# [PROVIDED RECORDS]
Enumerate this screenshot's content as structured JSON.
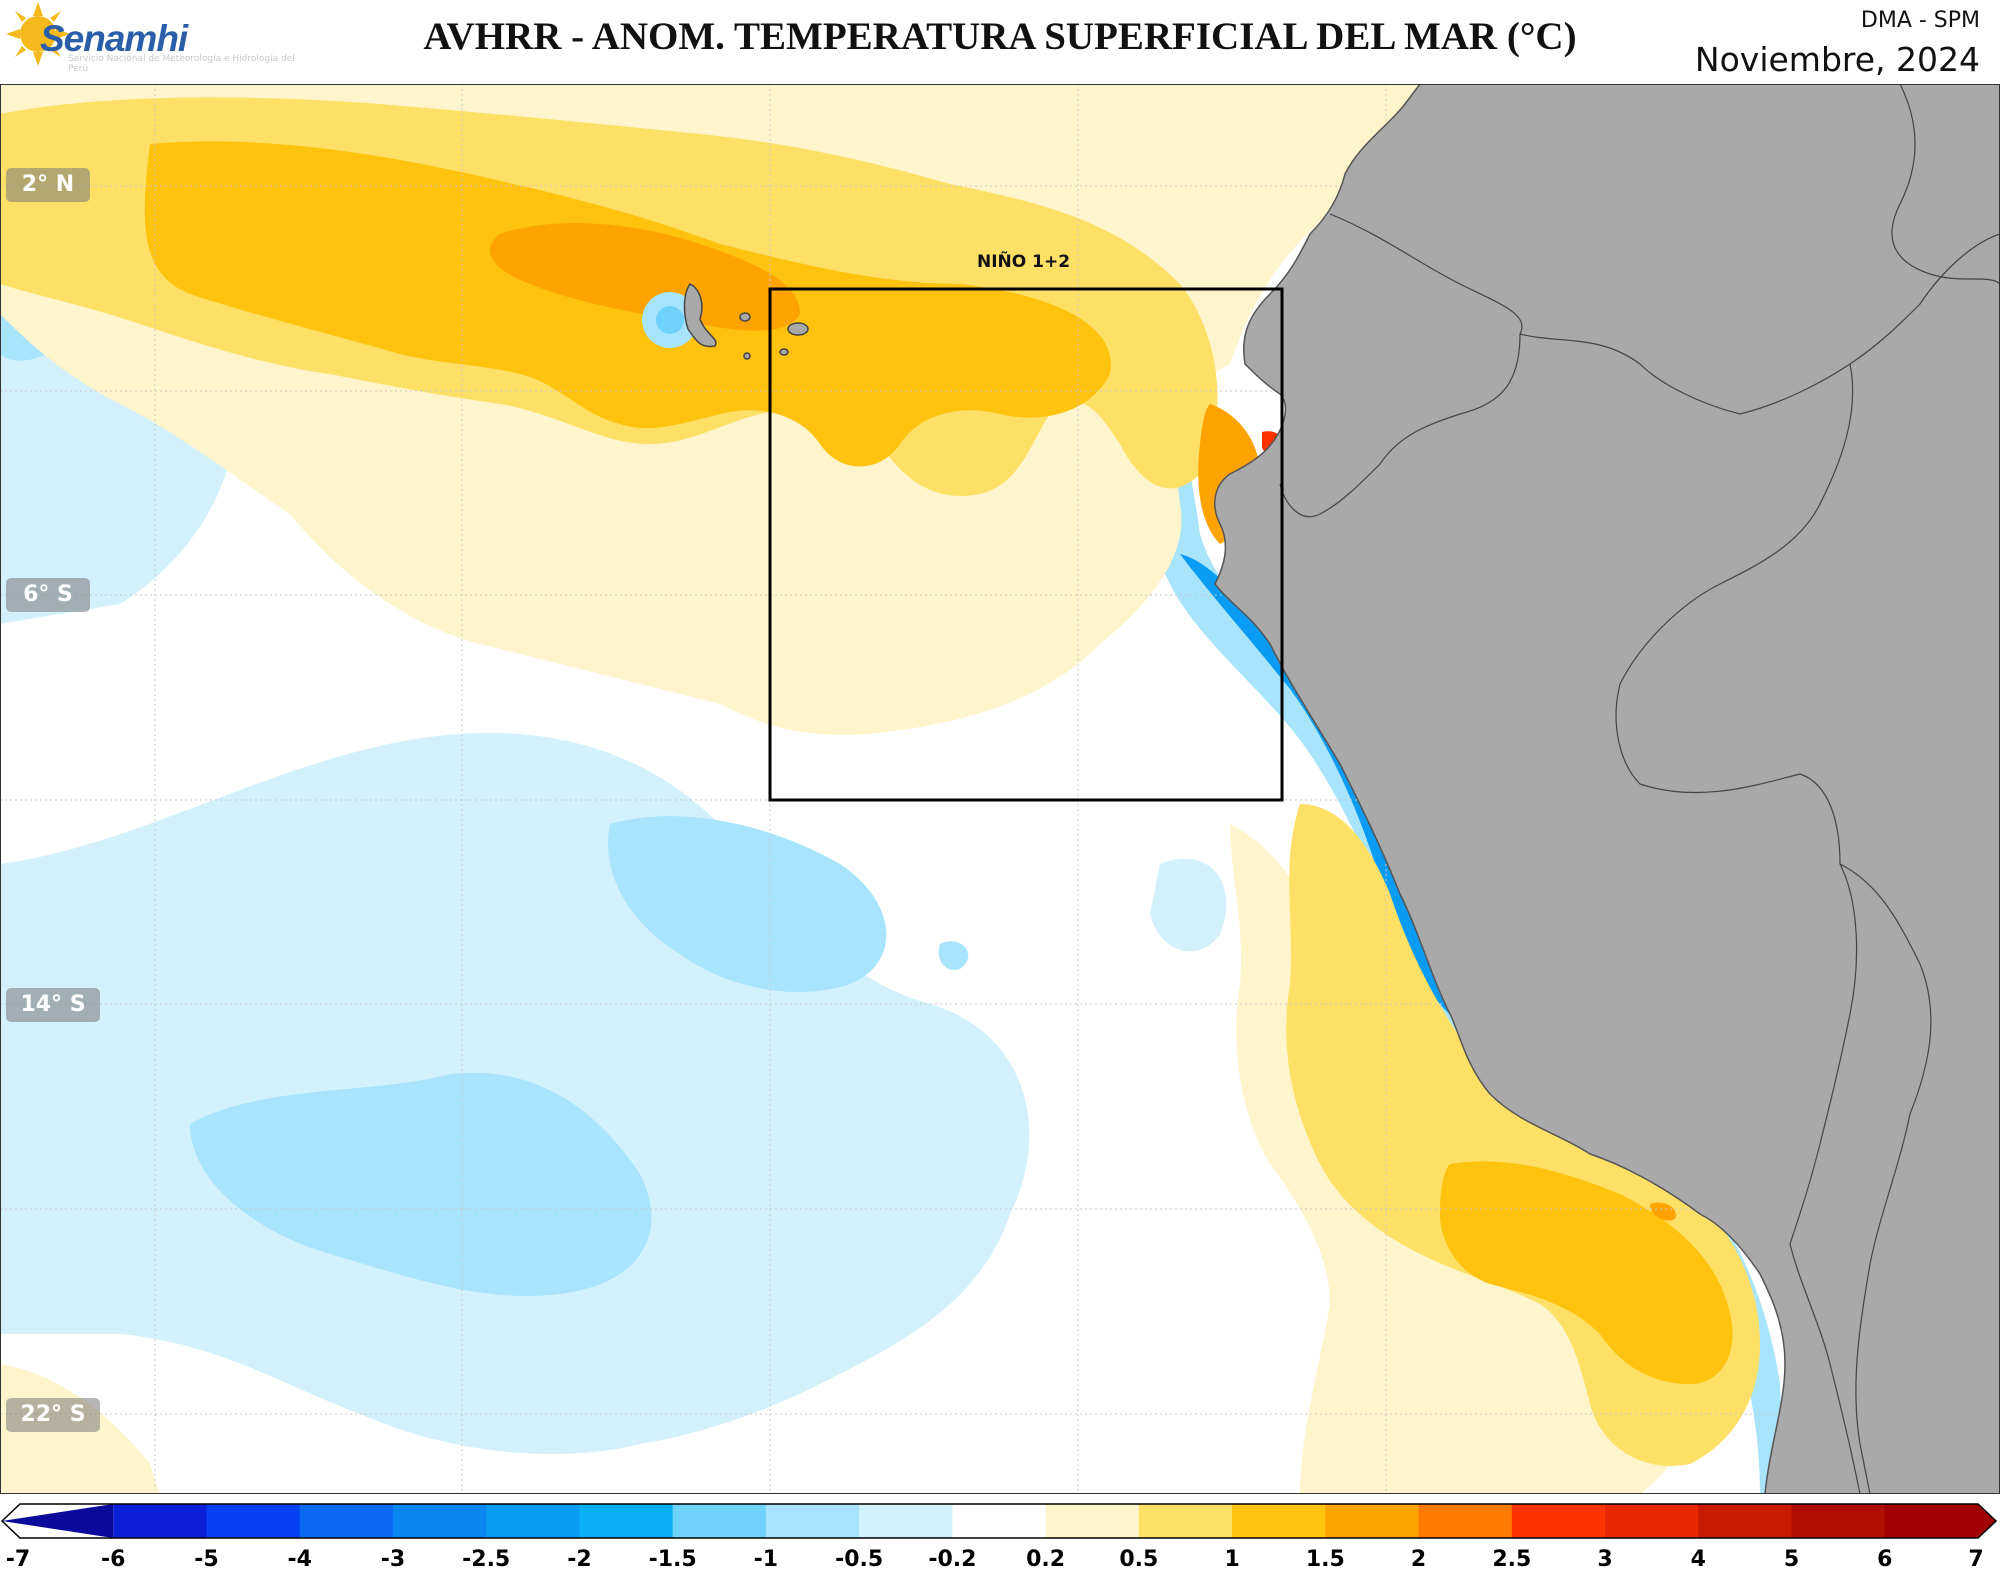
{
  "header": {
    "logo_text": "Senamhi",
    "logo_subtitle": "Servicio Nacional de Meteorología e Hidrología del Perú",
    "title": "AVHRR - ANOM. TEMPERATURA SUPERFICIAL DEL MAR (°C)",
    "organization": "DMA - SPM",
    "date": "Noviembre, 2024"
  },
  "map": {
    "region_label": "NIÑO 1+2",
    "lat_labels": [
      "2° N",
      "6° S",
      "14° S",
      "22° S"
    ],
    "land_color": "#a9a9a9",
    "sea_color": "#ffffff"
  },
  "legend": {
    "levels": [
      "-7",
      "-6",
      "-5",
      "-4",
      "-3",
      "-2.5",
      "-2",
      "-1.5",
      "-1",
      "-0.5",
      "-0.2",
      "0.2",
      "0.5",
      "1",
      "1.5",
      "2",
      "2.5",
      "3",
      "4",
      "5",
      "6",
      "7"
    ],
    "colors": [
      "#0a0a9c",
      "#0a1fd6",
      "#0540f2",
      "#0a6af2",
      "#0a86f2",
      "#0a9cf2",
      "#0ab0f5",
      "#6fd2fb",
      "#a8e4fb",
      "#d2f1fc",
      "#ffffff",
      "#fff5cc",
      "#ffe066",
      "#ffc20e",
      "#ffa300",
      "#ff7a00",
      "#ff3300",
      "#e82800",
      "#c91a00",
      "#b00e00",
      "#a00000"
    ]
  }
}
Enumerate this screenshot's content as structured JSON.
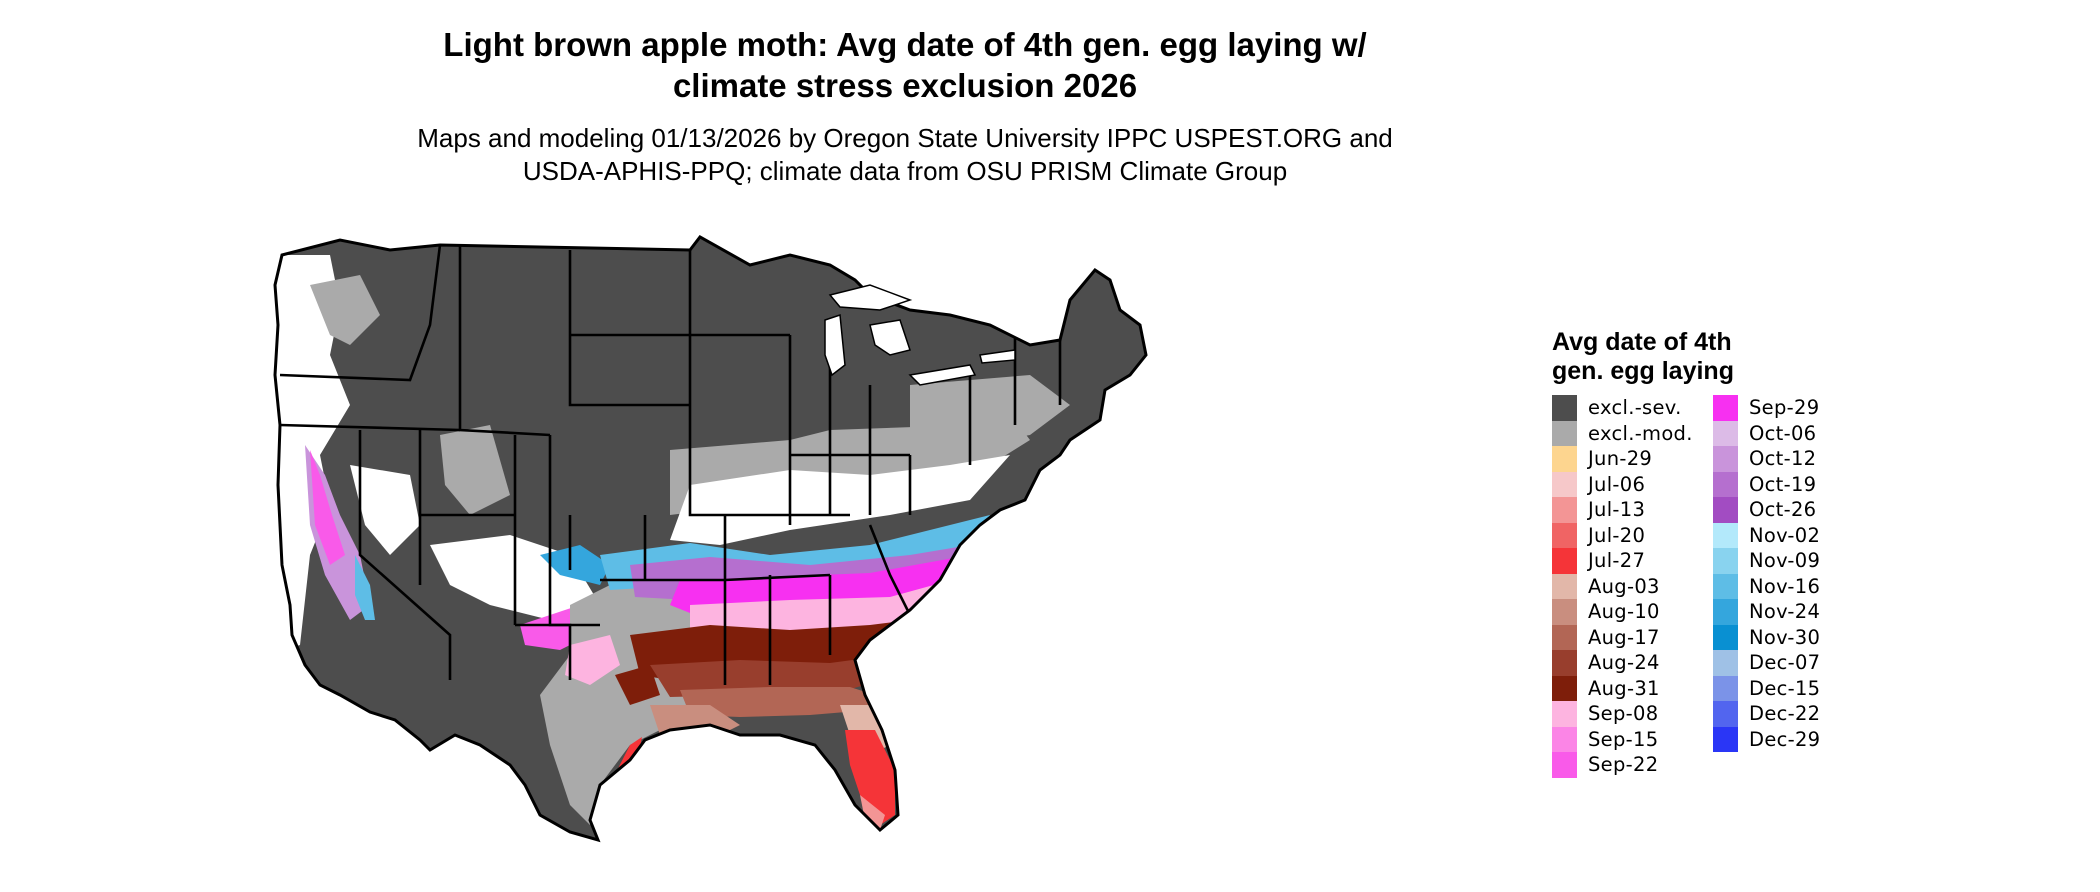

# [TASK DIRECTIONS]
Repeat the full listing above exactly, with no pictures in the copy.

# [SOLUTION TO THE EXERCISE]
Enumerate this screenshot's content as structured JSON.
{
  "header": {
    "logo_text": "Senamhi",
    "logo_subtitle": "Servicio Nacional de Meteorología e Hidrología del Perú",
    "title": "AVHRR - ANOM. TEMPERATURA SUPERFICIAL DEL MAR (°C)",
    "organization": "DMA - SPM",
    "date": "Noviembre, 2024"
  },
  "map": {
    "region_label": "NIÑO 1+2",
    "lat_labels": [
      "2° N",
      "6° S",
      "14° S",
      "22° S"
    ],
    "land_color": "#a9a9a9",
    "sea_color": "#ffffff"
  },
  "legend": {
    "levels": [
      "-7",
      "-6",
      "-5",
      "-4",
      "-3",
      "-2.5",
      "-2",
      "-1.5",
      "-1",
      "-0.5",
      "-0.2",
      "0.2",
      "0.5",
      "1",
      "1.5",
      "2",
      "2.5",
      "3",
      "4",
      "5",
      "6",
      "7"
    ],
    "colors": [
      "#0a0a9c",
      "#0a1fd6",
      "#0540f2",
      "#0a6af2",
      "#0a86f2",
      "#0a9cf2",
      "#0ab0f5",
      "#6fd2fb",
      "#a8e4fb",
      "#d2f1fc",
      "#ffffff",
      "#fff5cc",
      "#ffe066",
      "#ffc20e",
      "#ffa300",
      "#ff7a00",
      "#ff3300",
      "#e82800",
      "#c91a00",
      "#b00e00",
      "#a00000"
    ]
  }
}
Enumerate this screenshot's content as structured JSON.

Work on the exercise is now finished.